Dataset items:
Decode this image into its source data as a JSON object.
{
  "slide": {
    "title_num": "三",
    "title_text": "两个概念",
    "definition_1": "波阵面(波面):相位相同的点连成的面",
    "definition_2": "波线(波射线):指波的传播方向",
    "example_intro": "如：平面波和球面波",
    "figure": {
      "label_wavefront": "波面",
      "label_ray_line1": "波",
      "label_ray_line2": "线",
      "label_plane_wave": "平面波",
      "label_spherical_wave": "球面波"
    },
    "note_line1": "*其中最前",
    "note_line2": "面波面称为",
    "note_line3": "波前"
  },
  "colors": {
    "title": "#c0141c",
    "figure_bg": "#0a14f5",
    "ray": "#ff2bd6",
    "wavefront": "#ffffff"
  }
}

The exercise :: Every entry needs to be retyped exactly.

Answer for this exercise ::
Decode this image into its source data as a JSON object.
{
  "slide": {
    "title_num": "三",
    "title_text": "两个概念",
    "definition_1": "波阵面(波面):相位相同的点连成的面",
    "definition_2": "波线(波射线):指波的传播方向",
    "example_intro": "如：平面波和球面波",
    "figure": {
      "label_wavefront": "波面",
      "label_ray_line1": "波",
      "label_ray_line2": "线",
      "label_plane_wave": "平面波",
      "label_spherical_wave": "球面波"
    },
    "note_line1": "*其中最前",
    "note_line2": "面波面称为",
    "note_line3": "波前"
  },
  "colors": {
    "title": "#c0141c",
    "figure_bg": "#0a14f5",
    "ray": "#ff2bd6",
    "wavefront": "#ffffff"
  }
}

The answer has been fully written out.